What is being asked
What is needed is an exact copy of the listing, with no pictures in it.

##############################

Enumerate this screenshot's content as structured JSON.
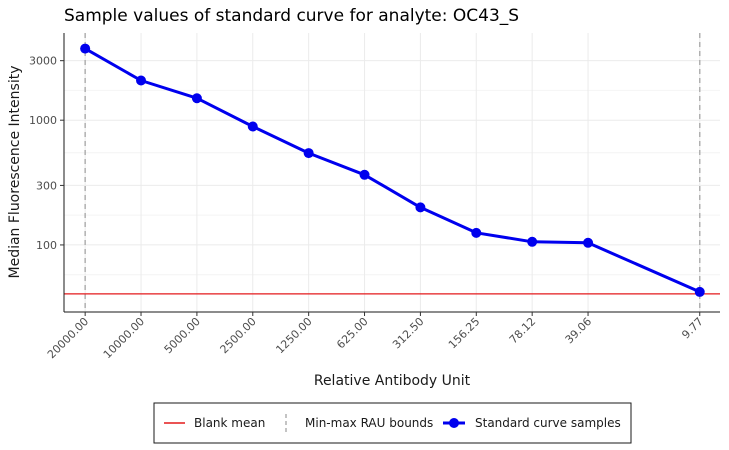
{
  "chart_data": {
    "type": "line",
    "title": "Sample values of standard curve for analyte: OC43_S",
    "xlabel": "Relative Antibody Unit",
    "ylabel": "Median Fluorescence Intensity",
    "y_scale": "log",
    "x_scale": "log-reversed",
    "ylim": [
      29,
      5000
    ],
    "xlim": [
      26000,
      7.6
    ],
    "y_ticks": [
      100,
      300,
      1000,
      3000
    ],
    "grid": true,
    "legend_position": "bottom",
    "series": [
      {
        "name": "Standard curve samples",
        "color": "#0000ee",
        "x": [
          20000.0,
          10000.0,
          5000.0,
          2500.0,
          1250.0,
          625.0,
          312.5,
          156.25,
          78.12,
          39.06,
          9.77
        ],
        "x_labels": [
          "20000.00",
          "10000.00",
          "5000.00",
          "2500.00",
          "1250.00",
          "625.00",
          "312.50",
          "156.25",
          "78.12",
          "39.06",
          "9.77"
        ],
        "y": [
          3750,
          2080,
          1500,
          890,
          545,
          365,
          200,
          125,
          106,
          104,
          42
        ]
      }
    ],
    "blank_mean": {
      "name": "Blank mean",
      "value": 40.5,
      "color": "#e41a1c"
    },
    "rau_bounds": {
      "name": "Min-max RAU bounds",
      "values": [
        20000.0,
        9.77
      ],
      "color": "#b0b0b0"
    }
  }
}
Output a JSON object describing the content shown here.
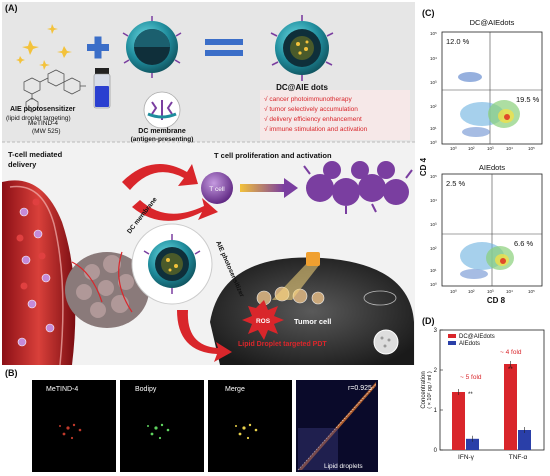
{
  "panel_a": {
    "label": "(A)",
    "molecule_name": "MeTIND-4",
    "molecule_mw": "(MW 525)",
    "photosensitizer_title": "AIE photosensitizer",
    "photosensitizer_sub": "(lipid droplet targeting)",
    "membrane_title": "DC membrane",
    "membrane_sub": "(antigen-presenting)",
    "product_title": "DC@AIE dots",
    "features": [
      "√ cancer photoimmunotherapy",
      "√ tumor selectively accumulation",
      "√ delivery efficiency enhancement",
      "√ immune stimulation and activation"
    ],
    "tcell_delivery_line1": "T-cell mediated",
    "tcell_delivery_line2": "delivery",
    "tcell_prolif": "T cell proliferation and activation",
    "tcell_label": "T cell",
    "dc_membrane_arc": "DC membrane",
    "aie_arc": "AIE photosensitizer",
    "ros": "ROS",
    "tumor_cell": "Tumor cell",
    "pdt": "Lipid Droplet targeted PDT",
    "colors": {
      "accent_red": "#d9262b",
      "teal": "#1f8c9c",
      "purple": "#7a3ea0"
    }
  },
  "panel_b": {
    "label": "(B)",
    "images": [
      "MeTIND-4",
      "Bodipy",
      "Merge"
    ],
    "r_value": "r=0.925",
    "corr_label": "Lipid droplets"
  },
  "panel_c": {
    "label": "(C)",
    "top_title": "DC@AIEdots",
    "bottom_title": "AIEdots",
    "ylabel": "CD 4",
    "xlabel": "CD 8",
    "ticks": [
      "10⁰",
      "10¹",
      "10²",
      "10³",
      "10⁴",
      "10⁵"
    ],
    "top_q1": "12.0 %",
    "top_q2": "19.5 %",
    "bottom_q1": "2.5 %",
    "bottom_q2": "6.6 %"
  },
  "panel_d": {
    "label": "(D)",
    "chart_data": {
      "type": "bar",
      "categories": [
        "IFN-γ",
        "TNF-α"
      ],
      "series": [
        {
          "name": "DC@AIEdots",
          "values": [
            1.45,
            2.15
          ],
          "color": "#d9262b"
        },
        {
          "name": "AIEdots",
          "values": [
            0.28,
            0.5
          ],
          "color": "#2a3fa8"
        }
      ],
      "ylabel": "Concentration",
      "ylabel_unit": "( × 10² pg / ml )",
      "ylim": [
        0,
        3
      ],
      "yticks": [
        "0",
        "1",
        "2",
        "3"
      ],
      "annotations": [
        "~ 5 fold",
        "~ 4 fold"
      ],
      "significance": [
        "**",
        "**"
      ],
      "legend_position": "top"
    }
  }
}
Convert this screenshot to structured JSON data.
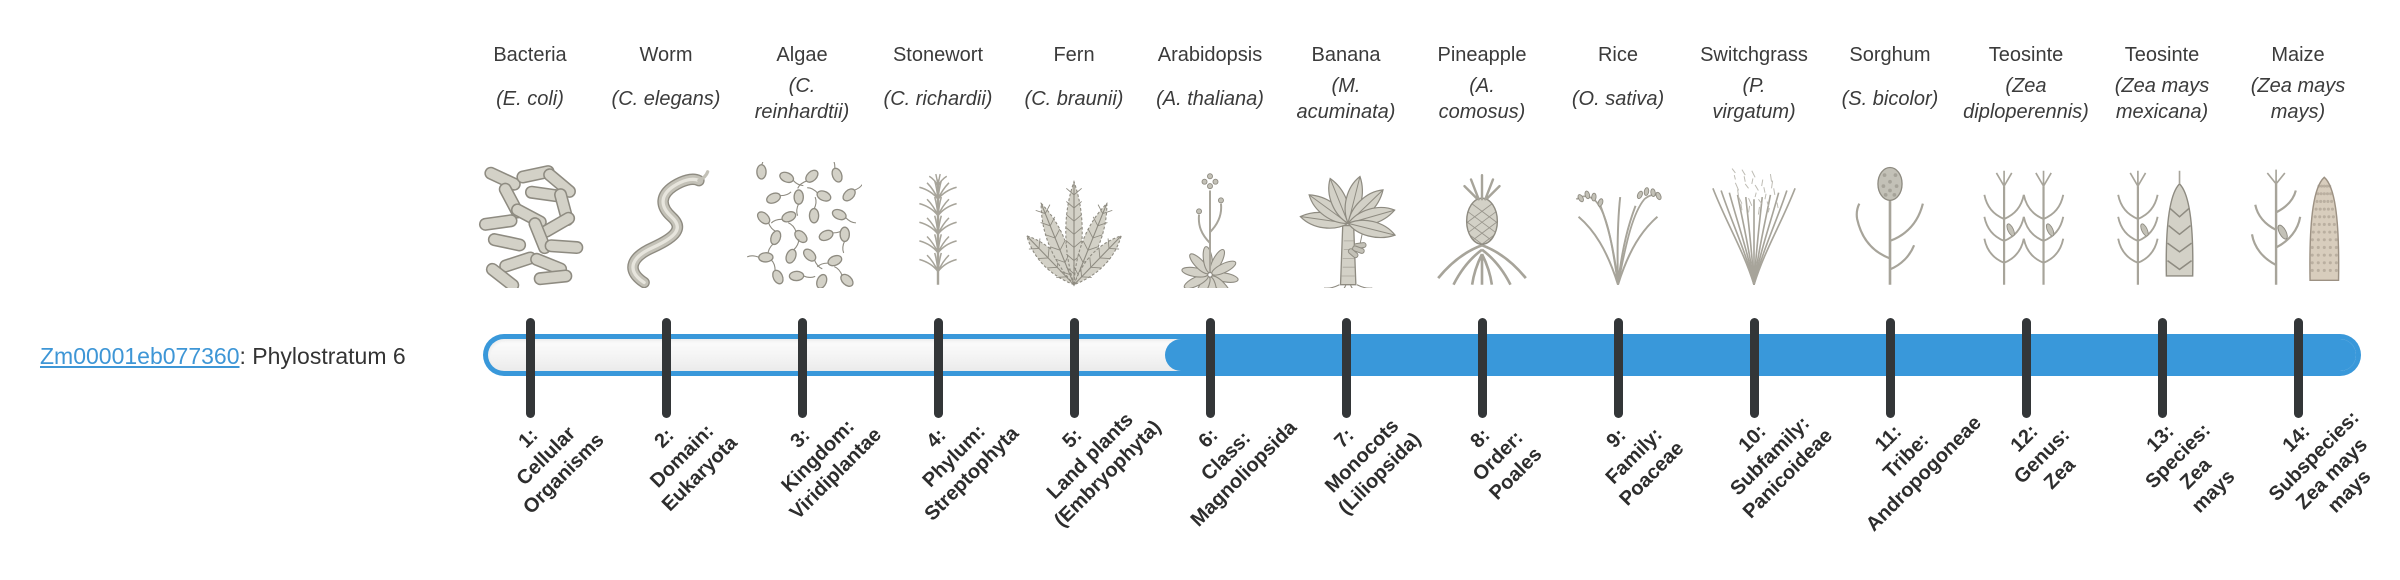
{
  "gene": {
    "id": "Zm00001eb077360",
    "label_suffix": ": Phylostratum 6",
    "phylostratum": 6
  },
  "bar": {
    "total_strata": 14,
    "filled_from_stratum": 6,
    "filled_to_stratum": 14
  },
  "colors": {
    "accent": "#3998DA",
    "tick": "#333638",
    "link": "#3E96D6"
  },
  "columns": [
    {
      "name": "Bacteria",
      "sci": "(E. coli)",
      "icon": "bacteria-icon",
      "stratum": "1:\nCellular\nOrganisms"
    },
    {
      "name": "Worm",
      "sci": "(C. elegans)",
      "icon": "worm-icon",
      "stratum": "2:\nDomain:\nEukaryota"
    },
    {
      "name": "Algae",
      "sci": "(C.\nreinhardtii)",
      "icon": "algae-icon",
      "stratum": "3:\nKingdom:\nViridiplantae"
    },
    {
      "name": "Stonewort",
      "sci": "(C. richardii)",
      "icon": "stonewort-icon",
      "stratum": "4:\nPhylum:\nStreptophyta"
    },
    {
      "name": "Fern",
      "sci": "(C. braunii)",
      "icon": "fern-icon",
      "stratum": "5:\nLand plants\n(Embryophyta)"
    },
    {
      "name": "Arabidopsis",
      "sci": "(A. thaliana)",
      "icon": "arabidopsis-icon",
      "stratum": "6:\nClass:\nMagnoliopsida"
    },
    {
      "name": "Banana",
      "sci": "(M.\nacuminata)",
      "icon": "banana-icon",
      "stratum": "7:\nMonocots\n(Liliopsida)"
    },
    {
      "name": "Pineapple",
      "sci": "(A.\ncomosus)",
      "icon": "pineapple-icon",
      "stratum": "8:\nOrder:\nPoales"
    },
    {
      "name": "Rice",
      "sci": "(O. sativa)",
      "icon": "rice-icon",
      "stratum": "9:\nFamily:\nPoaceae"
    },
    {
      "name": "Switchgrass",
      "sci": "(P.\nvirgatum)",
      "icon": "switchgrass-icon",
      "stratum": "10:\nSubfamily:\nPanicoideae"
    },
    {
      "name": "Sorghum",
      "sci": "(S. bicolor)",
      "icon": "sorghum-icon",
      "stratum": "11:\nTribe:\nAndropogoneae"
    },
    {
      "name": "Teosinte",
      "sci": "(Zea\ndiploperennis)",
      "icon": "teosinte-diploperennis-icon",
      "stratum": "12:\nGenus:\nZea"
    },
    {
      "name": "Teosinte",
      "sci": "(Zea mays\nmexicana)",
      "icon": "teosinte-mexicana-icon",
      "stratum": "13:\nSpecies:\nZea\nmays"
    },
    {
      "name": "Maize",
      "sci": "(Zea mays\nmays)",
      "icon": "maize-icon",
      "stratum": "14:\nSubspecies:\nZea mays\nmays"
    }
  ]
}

##############################

Expected answer
Enumerate this screenshot's content as structured JSON.
{
  "chart_data": {
    "type": "line",
    "title": "Sample values of standard curve for analyte: OC43_S",
    "xlabel": "Relative Antibody Unit",
    "ylabel": "Median Fluorescence Intensity",
    "y_scale": "log",
    "x_scale": "log-reversed",
    "ylim": [
      29,
      5000
    ],
    "xlim": [
      26000,
      7.6
    ],
    "y_ticks": [
      100,
      300,
      1000,
      3000
    ],
    "grid": true,
    "legend_position": "bottom",
    "series": [
      {
        "name": "Standard curve samples",
        "color": "#0000ee",
        "x": [
          20000.0,
          10000.0,
          5000.0,
          2500.0,
          1250.0,
          625.0,
          312.5,
          156.25,
          78.12,
          39.06,
          9.77
        ],
        "x_labels": [
          "20000.00",
          "10000.00",
          "5000.00",
          "2500.00",
          "1250.00",
          "625.00",
          "312.50",
          "156.25",
          "78.12",
          "39.06",
          "9.77"
        ],
        "y": [
          3750,
          2080,
          1500,
          890,
          545,
          365,
          200,
          125,
          106,
          104,
          42
        ]
      }
    ],
    "blank_mean": {
      "name": "Blank mean",
      "value": 40.5,
      "color": "#e41a1c"
    },
    "rau_bounds": {
      "name": "Min-max RAU bounds",
      "values": [
        20000.0,
        9.77
      ],
      "color": "#b0b0b0"
    }
  }
}
Output a JSON object describing the content shown here.
{
  "panel_a": {
    "label": "(A)",
    "molecule_name": "MeTIND-4",
    "molecule_mw": "(MW 525)",
    "photosensitizer_title": "AIE photosensitizer",
    "photosensitizer_sub": "(lipid droplet targeting)",
    "membrane_title": "DC membrane",
    "membrane_sub": "(antigen-presenting)",
    "product_title": "DC@AIE dots",
    "features": [
      "√ cancer photoimmunotherapy",
      "√ tumor selectively accumulation",
      "√ delivery efficiency enhancement",
      "√ immune stimulation and activation"
    ],
    "tcell_delivery_line1": "T-cell mediated",
    "tcell_delivery_line2": "delivery",
    "tcell_prolif": "T cell proliferation and activation",
    "tcell_label": "T cell",
    "dc_membrane_arc": "DC membrane",
    "aie_arc": "AIE photosensitizer",
    "ros": "ROS",
    "tumor_cell": "Tumor cell",
    "pdt": "Lipid Droplet targeted PDT",
    "colors": {
      "accent_red": "#d9262b",
      "teal": "#1f8c9c",
      "purple": "#7a3ea0"
    }
  },
  "panel_b": {
    "label": "(B)",
    "images": [
      "MeTIND-4",
      "Bodipy",
      "Merge"
    ],
    "r_value": "r=0.925",
    "corr_label": "Lipid droplets"
  },
  "panel_c": {
    "label": "(C)",
    "top_title": "DC@AIEdots",
    "bottom_title": "AIEdots",
    "ylabel": "CD 4",
    "xlabel": "CD 8",
    "ticks": [
      "10⁰",
      "10¹",
      "10²",
      "10³",
      "10⁴",
      "10⁵"
    ],
    "top_q1": "12.0 %",
    "top_q2": "19.5 %",
    "bottom_q1": "2.5 %",
    "bottom_q2": "6.6 %"
  },
  "panel_d": {
    "label": "(D)",
    "chart_data": {
      "type": "bar",
      "categories": [
        "IFN-γ",
        "TNF-α"
      ],
      "series": [
        {
          "name": "DC@AIEdots",
          "values": [
            1.45,
            2.15
          ],
          "color": "#d9262b"
        },
        {
          "name": "AIEdots",
          "values": [
            0.28,
            0.5
          ],
          "color": "#2a3fa8"
        }
      ],
      "ylabel": "Concentration",
      "ylabel_unit": "( × 10² pg / ml )",
      "ylim": [
        0,
        3
      ],
      "yticks": [
        "0",
        "1",
        "2",
        "3"
      ],
      "annotations": [
        "~ 5 fold",
        "~ 4 fold"
      ],
      "significance": [
        "**",
        "**"
      ],
      "legend_position": "top"
    }
  }
}
Convert this screenshot to structured JSON data.
{
  "gene": {
    "id": "Zm00001eb077360",
    "label_suffix": ": Phylostratum 6",
    "phylostratum": 6
  },
  "bar": {
    "total_strata": 14,
    "filled_from_stratum": 6,
    "filled_to_stratum": 14
  },
  "colors": {
    "accent": "#3998DA",
    "tick": "#333638",
    "link": "#3E96D6"
  },
  "columns": [
    {
      "name": "Bacteria",
      "sci": "(E. coli)",
      "icon": "bacteria-icon",
      "stratum": "1:\nCellular\nOrganisms"
    },
    {
      "name": "Worm",
      "sci": "(C. elegans)",
      "icon": "worm-icon",
      "stratum": "2:\nDomain:\nEukaryota"
    },
    {
      "name": "Algae",
      "sci": "(C.\nreinhardtii)",
      "icon": "algae-icon",
      "stratum": "3:\nKingdom:\nViridiplantae"
    },
    {
      "name": "Stonewort",
      "sci": "(C. richardii)",
      "icon": "stonewort-icon",
      "stratum": "4:\nPhylum:\nStreptophyta"
    },
    {
      "name": "Fern",
      "sci": "(C. braunii)",
      "icon": "fern-icon",
      "stratum": "5:\nLand plants\n(Embryophyta)"
    },
    {
      "name": "Arabidopsis",
      "sci": "(A. thaliana)",
      "icon": "arabidopsis-icon",
      "stratum": "6:\nClass:\nMagnoliopsida"
    },
    {
      "name": "Banana",
      "sci": "(M.\nacuminata)",
      "icon": "banana-icon",
      "stratum": "7:\nMonocots\n(Liliopsida)"
    },
    {
      "name": "Pineapple",
      "sci": "(A.\ncomosus)",
      "icon": "pineapple-icon",
      "stratum": "8:\nOrder:\nPoales"
    },
    {
      "name": "Rice",
      "sci": "(O. sativa)",
      "icon": "rice-icon",
      "stratum": "9:\nFamily:\nPoaceae"
    },
    {
      "name": "Switchgrass",
      "sci": "(P.\nvirgatum)",
      "icon": "switchgrass-icon",
      "stratum": "10:\nSubfamily:\nPanicoideae"
    },
    {
      "name": "Sorghum",
      "sci": "(S. bicolor)",
      "icon": "sorghum-icon",
      "stratum": "11:\nTribe:\nAndropogoneae"
    },
    {
      "name": "Teosinte",
      "sci": "(Zea\ndiploperennis)",
      "icon": "teosinte-diploperennis-icon",
      "stratum": "12:\nGenus:\nZea"
    },
    {
      "name": "Teosinte",
      "sci": "(Zea mays\nmexicana)",
      "icon": "teosinte-mexicana-icon",
      "stratum": "13:\nSpecies:\nZea\nmays"
    },
    {
      "name": "Maize",
      "sci": "(Zea mays\nmays)",
      "icon": "maize-icon",
      "stratum": "14:\nSubspecies:\nZea mays\nmays"
    }
  ]
}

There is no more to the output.